Data listing »
------------------------

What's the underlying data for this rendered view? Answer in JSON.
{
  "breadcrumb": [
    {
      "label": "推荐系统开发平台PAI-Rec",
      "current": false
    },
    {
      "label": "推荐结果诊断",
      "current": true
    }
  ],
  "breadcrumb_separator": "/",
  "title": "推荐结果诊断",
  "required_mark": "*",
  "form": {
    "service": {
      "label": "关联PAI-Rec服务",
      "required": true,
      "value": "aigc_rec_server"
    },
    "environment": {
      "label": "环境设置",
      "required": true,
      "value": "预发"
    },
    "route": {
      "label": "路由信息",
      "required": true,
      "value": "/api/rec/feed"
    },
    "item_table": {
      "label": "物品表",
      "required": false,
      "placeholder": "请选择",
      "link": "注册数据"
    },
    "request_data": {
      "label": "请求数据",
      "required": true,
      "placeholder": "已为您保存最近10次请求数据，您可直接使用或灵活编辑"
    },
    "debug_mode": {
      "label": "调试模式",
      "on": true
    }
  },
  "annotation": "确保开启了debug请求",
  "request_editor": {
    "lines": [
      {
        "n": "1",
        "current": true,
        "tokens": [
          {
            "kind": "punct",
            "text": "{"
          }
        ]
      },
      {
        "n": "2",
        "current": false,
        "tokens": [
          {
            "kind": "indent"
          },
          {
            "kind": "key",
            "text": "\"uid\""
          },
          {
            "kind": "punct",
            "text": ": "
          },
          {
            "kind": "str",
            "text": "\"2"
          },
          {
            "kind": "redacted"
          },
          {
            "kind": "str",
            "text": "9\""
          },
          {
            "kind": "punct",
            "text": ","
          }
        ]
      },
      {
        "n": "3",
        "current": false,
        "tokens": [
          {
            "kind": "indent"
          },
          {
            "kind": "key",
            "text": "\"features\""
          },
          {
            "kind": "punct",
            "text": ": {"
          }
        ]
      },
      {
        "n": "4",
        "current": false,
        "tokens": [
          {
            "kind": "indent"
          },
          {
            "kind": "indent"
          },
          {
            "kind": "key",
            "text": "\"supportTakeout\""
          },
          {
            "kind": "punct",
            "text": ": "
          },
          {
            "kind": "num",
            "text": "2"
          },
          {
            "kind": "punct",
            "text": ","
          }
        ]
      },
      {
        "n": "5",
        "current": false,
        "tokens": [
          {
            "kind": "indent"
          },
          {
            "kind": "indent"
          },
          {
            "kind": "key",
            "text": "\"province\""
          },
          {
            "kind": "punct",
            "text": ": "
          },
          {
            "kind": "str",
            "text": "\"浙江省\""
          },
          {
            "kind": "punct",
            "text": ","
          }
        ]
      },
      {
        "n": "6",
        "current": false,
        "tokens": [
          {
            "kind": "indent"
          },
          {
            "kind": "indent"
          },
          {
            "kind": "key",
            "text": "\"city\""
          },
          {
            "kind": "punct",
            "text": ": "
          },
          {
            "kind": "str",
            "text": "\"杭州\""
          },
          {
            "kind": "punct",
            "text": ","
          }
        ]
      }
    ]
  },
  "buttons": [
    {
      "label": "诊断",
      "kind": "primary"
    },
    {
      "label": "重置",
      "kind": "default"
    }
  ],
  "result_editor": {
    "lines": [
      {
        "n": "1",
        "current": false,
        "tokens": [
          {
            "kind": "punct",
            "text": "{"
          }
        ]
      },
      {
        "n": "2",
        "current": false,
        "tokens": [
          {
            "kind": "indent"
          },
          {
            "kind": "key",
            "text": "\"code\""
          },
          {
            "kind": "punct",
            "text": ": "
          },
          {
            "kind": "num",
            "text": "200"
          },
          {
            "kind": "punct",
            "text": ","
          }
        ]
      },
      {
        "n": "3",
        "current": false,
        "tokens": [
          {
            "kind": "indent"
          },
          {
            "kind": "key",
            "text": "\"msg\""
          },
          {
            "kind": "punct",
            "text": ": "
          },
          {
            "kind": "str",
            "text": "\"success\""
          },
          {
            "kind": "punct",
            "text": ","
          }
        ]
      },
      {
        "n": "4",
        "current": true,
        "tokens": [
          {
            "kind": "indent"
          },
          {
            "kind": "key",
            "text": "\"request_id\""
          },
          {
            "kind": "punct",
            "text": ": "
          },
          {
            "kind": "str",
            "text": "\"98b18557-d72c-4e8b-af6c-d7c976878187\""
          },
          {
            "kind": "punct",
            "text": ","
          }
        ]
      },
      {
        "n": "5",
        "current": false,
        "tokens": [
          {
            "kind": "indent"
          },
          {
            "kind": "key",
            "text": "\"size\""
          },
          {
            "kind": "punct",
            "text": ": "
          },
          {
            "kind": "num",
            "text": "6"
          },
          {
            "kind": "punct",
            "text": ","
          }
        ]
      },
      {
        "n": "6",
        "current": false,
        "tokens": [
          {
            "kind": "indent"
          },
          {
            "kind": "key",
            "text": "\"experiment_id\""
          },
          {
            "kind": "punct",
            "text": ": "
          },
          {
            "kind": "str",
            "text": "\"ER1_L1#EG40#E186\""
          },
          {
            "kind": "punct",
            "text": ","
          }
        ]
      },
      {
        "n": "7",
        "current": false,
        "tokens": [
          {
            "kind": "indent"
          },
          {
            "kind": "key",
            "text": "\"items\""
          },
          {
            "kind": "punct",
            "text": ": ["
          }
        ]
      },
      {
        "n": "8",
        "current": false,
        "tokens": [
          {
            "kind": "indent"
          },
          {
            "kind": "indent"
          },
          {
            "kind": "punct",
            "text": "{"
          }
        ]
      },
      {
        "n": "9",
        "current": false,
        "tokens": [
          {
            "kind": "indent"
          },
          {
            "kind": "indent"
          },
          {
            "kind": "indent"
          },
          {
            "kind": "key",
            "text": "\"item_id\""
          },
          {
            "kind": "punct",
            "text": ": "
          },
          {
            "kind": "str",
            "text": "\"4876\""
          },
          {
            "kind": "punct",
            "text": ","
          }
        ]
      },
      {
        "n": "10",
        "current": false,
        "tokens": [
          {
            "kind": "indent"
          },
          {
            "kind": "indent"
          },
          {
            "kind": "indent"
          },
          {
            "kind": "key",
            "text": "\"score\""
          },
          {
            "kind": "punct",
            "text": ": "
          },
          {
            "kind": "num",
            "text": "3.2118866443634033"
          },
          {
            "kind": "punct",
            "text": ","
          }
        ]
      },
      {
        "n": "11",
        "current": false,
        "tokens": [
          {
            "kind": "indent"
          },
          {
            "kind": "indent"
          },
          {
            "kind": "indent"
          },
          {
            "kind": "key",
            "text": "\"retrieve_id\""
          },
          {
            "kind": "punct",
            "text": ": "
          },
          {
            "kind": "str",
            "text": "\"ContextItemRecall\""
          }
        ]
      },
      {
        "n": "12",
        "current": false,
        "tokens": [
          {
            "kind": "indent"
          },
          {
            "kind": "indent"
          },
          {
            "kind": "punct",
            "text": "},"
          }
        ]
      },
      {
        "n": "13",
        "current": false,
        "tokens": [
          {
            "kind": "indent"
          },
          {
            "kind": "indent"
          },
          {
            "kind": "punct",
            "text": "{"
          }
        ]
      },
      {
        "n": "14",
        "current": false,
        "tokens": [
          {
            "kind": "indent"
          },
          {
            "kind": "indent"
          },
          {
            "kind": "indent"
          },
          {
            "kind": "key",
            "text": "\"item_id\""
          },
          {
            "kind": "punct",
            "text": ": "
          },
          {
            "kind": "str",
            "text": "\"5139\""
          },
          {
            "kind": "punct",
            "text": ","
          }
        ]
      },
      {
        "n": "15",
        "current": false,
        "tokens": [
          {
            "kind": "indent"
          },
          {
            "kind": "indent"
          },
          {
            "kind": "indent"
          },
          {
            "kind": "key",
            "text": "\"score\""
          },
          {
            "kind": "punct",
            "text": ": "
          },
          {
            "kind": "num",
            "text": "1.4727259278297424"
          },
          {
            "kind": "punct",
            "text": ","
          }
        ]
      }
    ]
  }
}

------------------------

What the exercise asks »
Pick out all lines from the data above in which the word "value" appears.

Answer to this problem »
      "value": "aigc_rec_server"
      "value": "预发"
      "value": "/api/rec/feed"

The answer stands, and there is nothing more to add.